* BEGIN TASK DATA *

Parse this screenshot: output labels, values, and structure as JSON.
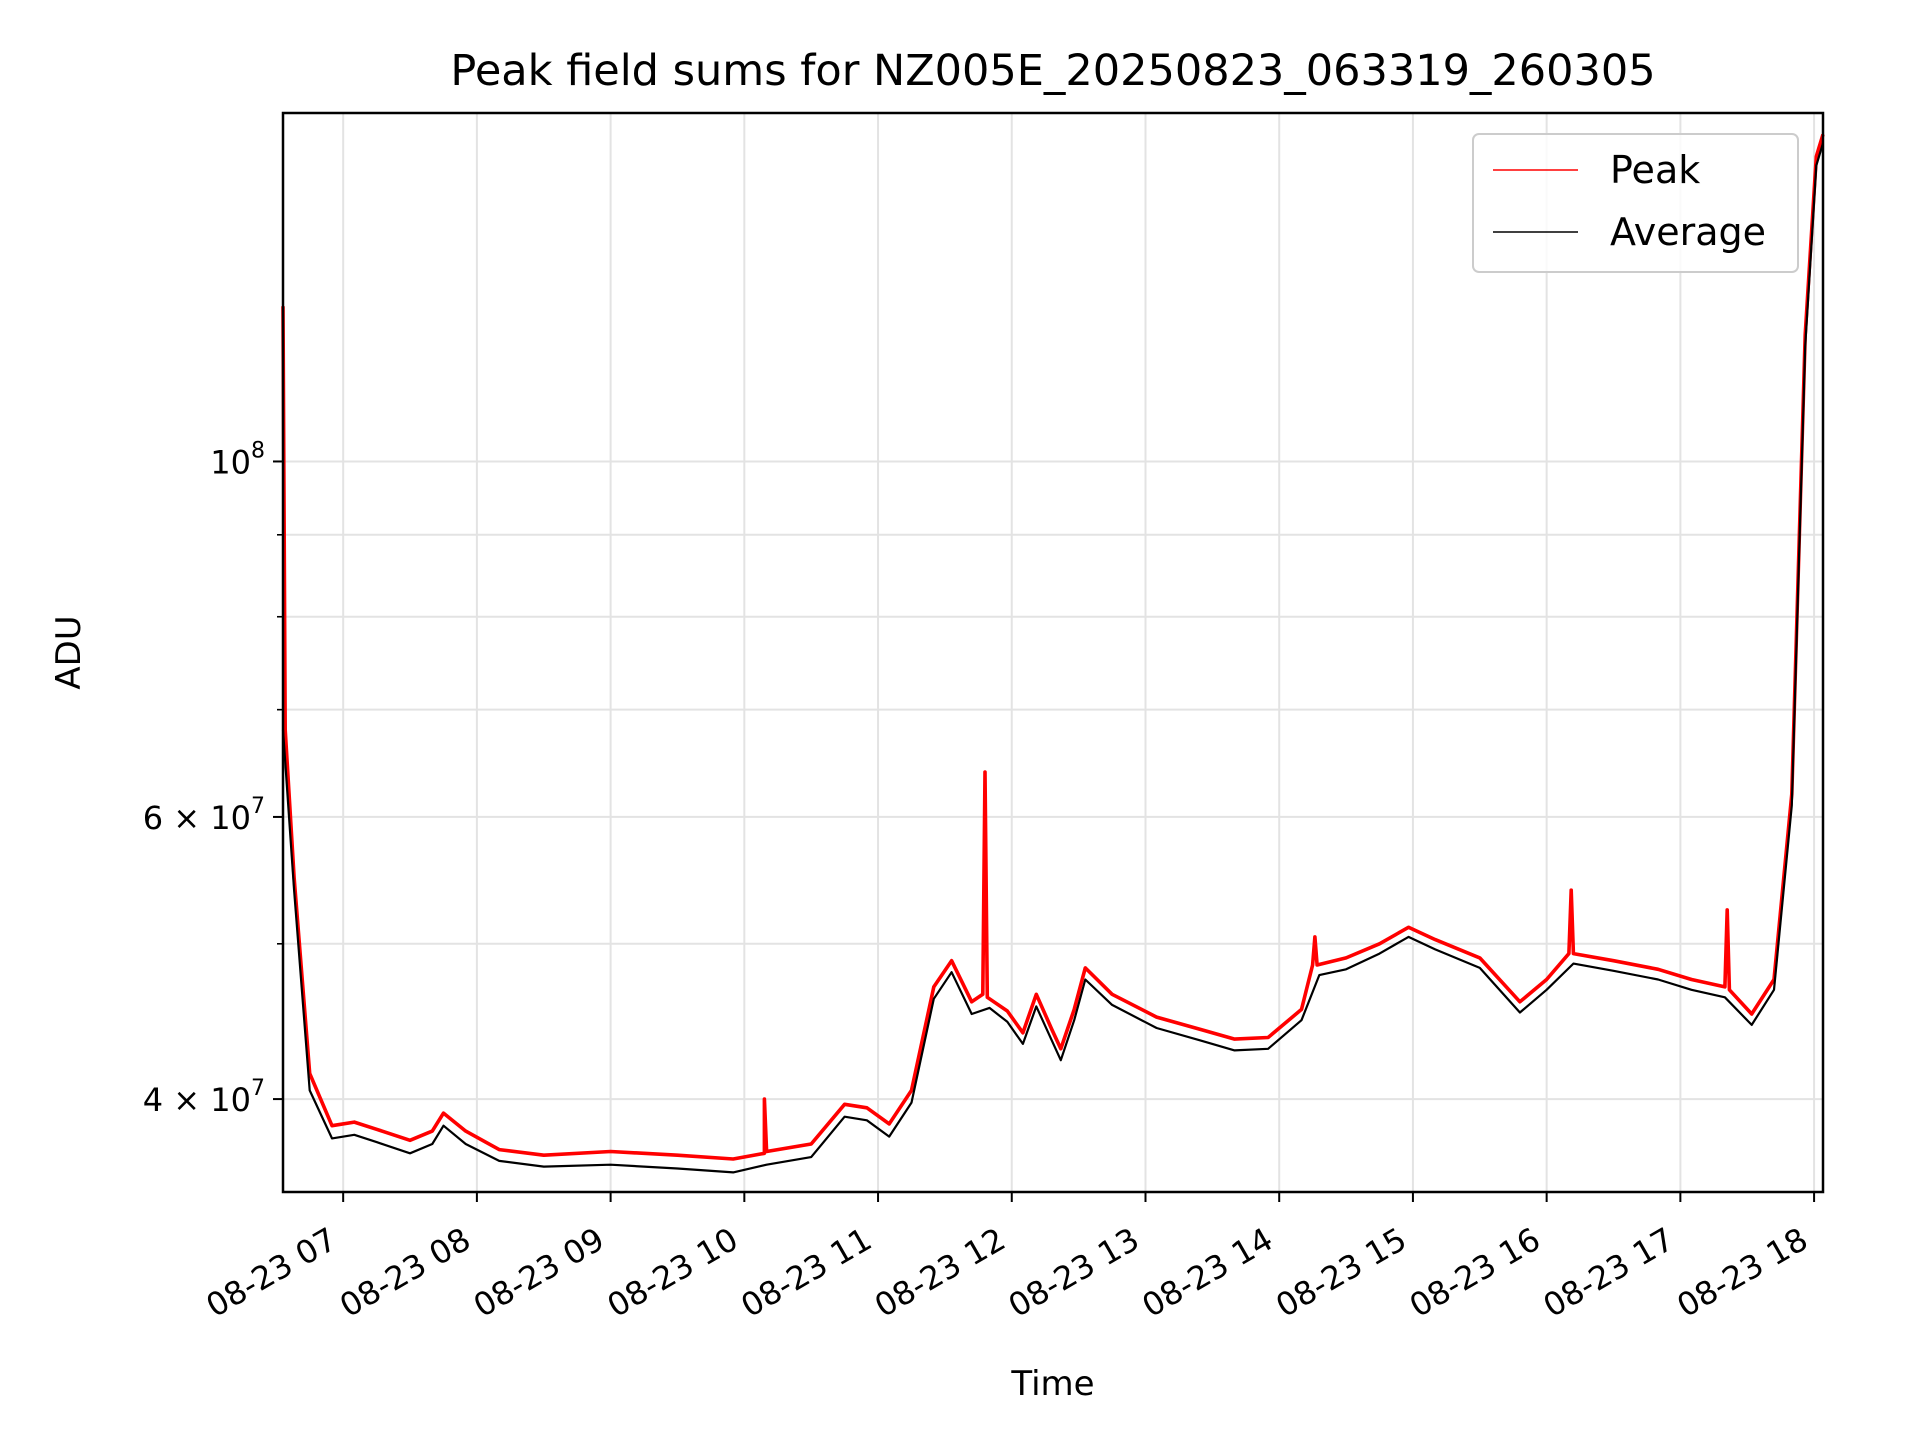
{
  "chart_data": {
    "type": "line",
    "title": "Peak field sums for NZ005E_20250823_063319_260305",
    "xlabel": "Time",
    "ylabel": "ADU",
    "y_scale": "log",
    "ylim": [
      35000000,
      165000000
    ],
    "xlim": [
      "2025-08-23 06:33",
      "2025-08-23 18:04"
    ],
    "grid": true,
    "legend_placement": "top-right",
    "x_ticks": [
      {
        "t": "2025-08-23 07:00",
        "label": "08-23 07"
      },
      {
        "t": "2025-08-23 08:00",
        "label": "08-23 08"
      },
      {
        "t": "2025-08-23 09:00",
        "label": "08-23 09"
      },
      {
        "t": "2025-08-23 10:00",
        "label": "08-23 10"
      },
      {
        "t": "2025-08-23 11:00",
        "label": "08-23 11"
      },
      {
        "t": "2025-08-23 12:00",
        "label": "08-23 12"
      },
      {
        "t": "2025-08-23 13:00",
        "label": "08-23 13"
      },
      {
        "t": "2025-08-23 14:00",
        "label": "08-23 14"
      },
      {
        "t": "2025-08-23 15:00",
        "label": "08-23 15"
      },
      {
        "t": "2025-08-23 16:00",
        "label": "08-23 16"
      },
      {
        "t": "2025-08-23 17:00",
        "label": "08-23 17"
      },
      {
        "t": "2025-08-23 18:00",
        "label": "08-23 18"
      }
    ],
    "y_ticks_major": [
      {
        "v": 40000000,
        "mant": "4",
        "exp": "7"
      },
      {
        "v": 60000000,
        "mant": "6",
        "exp": "7"
      },
      {
        "v": 100000000,
        "mant": "",
        "exp": "8"
      }
    ],
    "y_ticks_minor": [
      50000000,
      70000000,
      80000000,
      90000000
    ],
    "series": [
      {
        "name": "Peak",
        "color": "#ff0000",
        "points": [
          [
            "2025-08-23 06:33",
            125000000
          ],
          [
            "2025-08-23 06:34",
            68000000
          ],
          [
            "2025-08-23 06:38",
            55000000
          ],
          [
            "2025-08-23 06:45",
            41500000
          ],
          [
            "2025-08-23 06:55",
            38500000
          ],
          [
            "2025-08-23 07:05",
            38700000
          ],
          [
            "2025-08-23 07:15",
            38300000
          ],
          [
            "2025-08-23 07:30",
            37700000
          ],
          [
            "2025-08-23 07:40",
            38200000
          ],
          [
            "2025-08-23 07:45",
            39200000
          ],
          [
            "2025-08-23 07:55",
            38200000
          ],
          [
            "2025-08-23 08:10",
            37200000
          ],
          [
            "2025-08-23 08:30",
            36900000
          ],
          [
            "2025-08-23 09:00",
            37100000
          ],
          [
            "2025-08-23 09:30",
            36900000
          ],
          [
            "2025-08-23 09:55",
            36700000
          ],
          [
            "2025-08-23 10:09",
            37000000
          ],
          [
            "2025-08-23 10:09",
            40000000
          ],
          [
            "2025-08-23 10:10",
            37100000
          ],
          [
            "2025-08-23 10:30",
            37500000
          ],
          [
            "2025-08-23 10:45",
            39700000
          ],
          [
            "2025-08-23 10:55",
            39500000
          ],
          [
            "2025-08-23 11:05",
            38600000
          ],
          [
            "2025-08-23 11:15",
            40500000
          ],
          [
            "2025-08-23 11:25",
            47000000
          ],
          [
            "2025-08-23 11:33",
            48800000
          ],
          [
            "2025-08-23 11:42",
            46000000
          ],
          [
            "2025-08-23 11:47",
            46500000
          ],
          [
            "2025-08-23 11:48",
            64000000
          ],
          [
            "2025-08-23 11:49",
            46300000
          ],
          [
            "2025-08-23 11:58",
            45400000
          ],
          [
            "2025-08-23 12:05",
            44000000
          ],
          [
            "2025-08-23 12:11",
            46500000
          ],
          [
            "2025-08-23 12:18",
            44200000
          ],
          [
            "2025-08-23 12:22",
            43000000
          ],
          [
            "2025-08-23 12:28",
            45500000
          ],
          [
            "2025-08-23 12:33",
            48300000
          ],
          [
            "2025-08-23 12:45",
            46500000
          ],
          [
            "2025-08-23 13:05",
            45000000
          ],
          [
            "2025-08-23 13:25",
            44200000
          ],
          [
            "2025-08-23 13:40",
            43600000
          ],
          [
            "2025-08-23 13:55",
            43700000
          ],
          [
            "2025-08-23 14:10",
            45500000
          ],
          [
            "2025-08-23 14:15",
            48500000
          ],
          [
            "2025-08-23 14:16",
            50500000
          ],
          [
            "2025-08-23 14:17",
            48500000
          ],
          [
            "2025-08-23 14:30",
            49000000
          ],
          [
            "2025-08-23 14:45",
            50000000
          ],
          [
            "2025-08-23 14:58",
            51200000
          ],
          [
            "2025-08-23 15:10",
            50300000
          ],
          [
            "2025-08-23 15:30",
            49000000
          ],
          [
            "2025-08-23 15:48",
            46000000
          ],
          [
            "2025-08-23 16:00",
            47500000
          ],
          [
            "2025-08-23 16:10",
            49300000
          ],
          [
            "2025-08-23 16:11",
            54000000
          ],
          [
            "2025-08-23 16:12",
            49300000
          ],
          [
            "2025-08-23 16:30",
            48800000
          ],
          [
            "2025-08-23 16:50",
            48200000
          ],
          [
            "2025-08-23 17:05",
            47500000
          ],
          [
            "2025-08-23 17:20",
            47000000
          ],
          [
            "2025-08-23 17:21",
            52500000
          ],
          [
            "2025-08-23 17:22",
            46800000
          ],
          [
            "2025-08-23 17:32",
            45200000
          ],
          [
            "2025-08-23 17:42",
            47500000
          ],
          [
            "2025-08-23 17:50",
            62000000
          ],
          [
            "2025-08-23 17:56",
            120000000
          ],
          [
            "2025-08-23 18:01",
            155000000
          ],
          [
            "2025-08-23 18:04",
            160000000
          ]
        ]
      },
      {
        "name": "Average",
        "color": "#000000",
        "points": [
          [
            "2025-08-23 06:33",
            68000000
          ],
          [
            "2025-08-23 06:38",
            54000000
          ],
          [
            "2025-08-23 06:45",
            40500000
          ],
          [
            "2025-08-23 06:55",
            37800000
          ],
          [
            "2025-08-23 07:05",
            38000000
          ],
          [
            "2025-08-23 07:15",
            37600000
          ],
          [
            "2025-08-23 07:30",
            37000000
          ],
          [
            "2025-08-23 07:40",
            37500000
          ],
          [
            "2025-08-23 07:45",
            38500000
          ],
          [
            "2025-08-23 07:55",
            37500000
          ],
          [
            "2025-08-23 08:10",
            36600000
          ],
          [
            "2025-08-23 08:30",
            36300000
          ],
          [
            "2025-08-23 09:00",
            36400000
          ],
          [
            "2025-08-23 09:30",
            36200000
          ],
          [
            "2025-08-23 09:55",
            36000000
          ],
          [
            "2025-08-23 10:10",
            36400000
          ],
          [
            "2025-08-23 10:30",
            36800000
          ],
          [
            "2025-08-23 10:45",
            39000000
          ],
          [
            "2025-08-23 10:55",
            38800000
          ],
          [
            "2025-08-23 11:05",
            37900000
          ],
          [
            "2025-08-23 11:15",
            39800000
          ],
          [
            "2025-08-23 11:25",
            46200000
          ],
          [
            "2025-08-23 11:33",
            48000000
          ],
          [
            "2025-08-23 11:42",
            45200000
          ],
          [
            "2025-08-23 11:50",
            45600000
          ],
          [
            "2025-08-23 11:58",
            44700000
          ],
          [
            "2025-08-23 12:05",
            43300000
          ],
          [
            "2025-08-23 12:11",
            45700000
          ],
          [
            "2025-08-23 12:18",
            43500000
          ],
          [
            "2025-08-23 12:22",
            42300000
          ],
          [
            "2025-08-23 12:28",
            44800000
          ],
          [
            "2025-08-23 12:33",
            47500000
          ],
          [
            "2025-08-23 12:45",
            45800000
          ],
          [
            "2025-08-23 13:05",
            44300000
          ],
          [
            "2025-08-23 13:25",
            43500000
          ],
          [
            "2025-08-23 13:40",
            42900000
          ],
          [
            "2025-08-23 13:55",
            43000000
          ],
          [
            "2025-08-23 14:10",
            44800000
          ],
          [
            "2025-08-23 14:18",
            47800000
          ],
          [
            "2025-08-23 14:30",
            48200000
          ],
          [
            "2025-08-23 14:45",
            49300000
          ],
          [
            "2025-08-23 14:58",
            50500000
          ],
          [
            "2025-08-23 15:10",
            49600000
          ],
          [
            "2025-08-23 15:30",
            48300000
          ],
          [
            "2025-08-23 15:48",
            45300000
          ],
          [
            "2025-08-23 16:00",
            46800000
          ],
          [
            "2025-08-23 16:12",
            48600000
          ],
          [
            "2025-08-23 16:30",
            48100000
          ],
          [
            "2025-08-23 16:50",
            47500000
          ],
          [
            "2025-08-23 17:05",
            46800000
          ],
          [
            "2025-08-23 17:20",
            46300000
          ],
          [
            "2025-08-23 17:32",
            44500000
          ],
          [
            "2025-08-23 17:42",
            46800000
          ],
          [
            "2025-08-23 17:50",
            61000000
          ],
          [
            "2025-08-23 17:56",
            118000000
          ],
          [
            "2025-08-23 18:01",
            153000000
          ],
          [
            "2025-08-23 18:04",
            158000000
          ]
        ]
      }
    ]
  }
}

* END TASK DATA *

**PROBLEM STATEMENT**
Show every line from the listing above in which the string "Peak" appears.

**OUTPUT OF THE TASK**
    "title": "Peak field sums for NZ005E_20250823_063319_260305",
        "name": "Peak",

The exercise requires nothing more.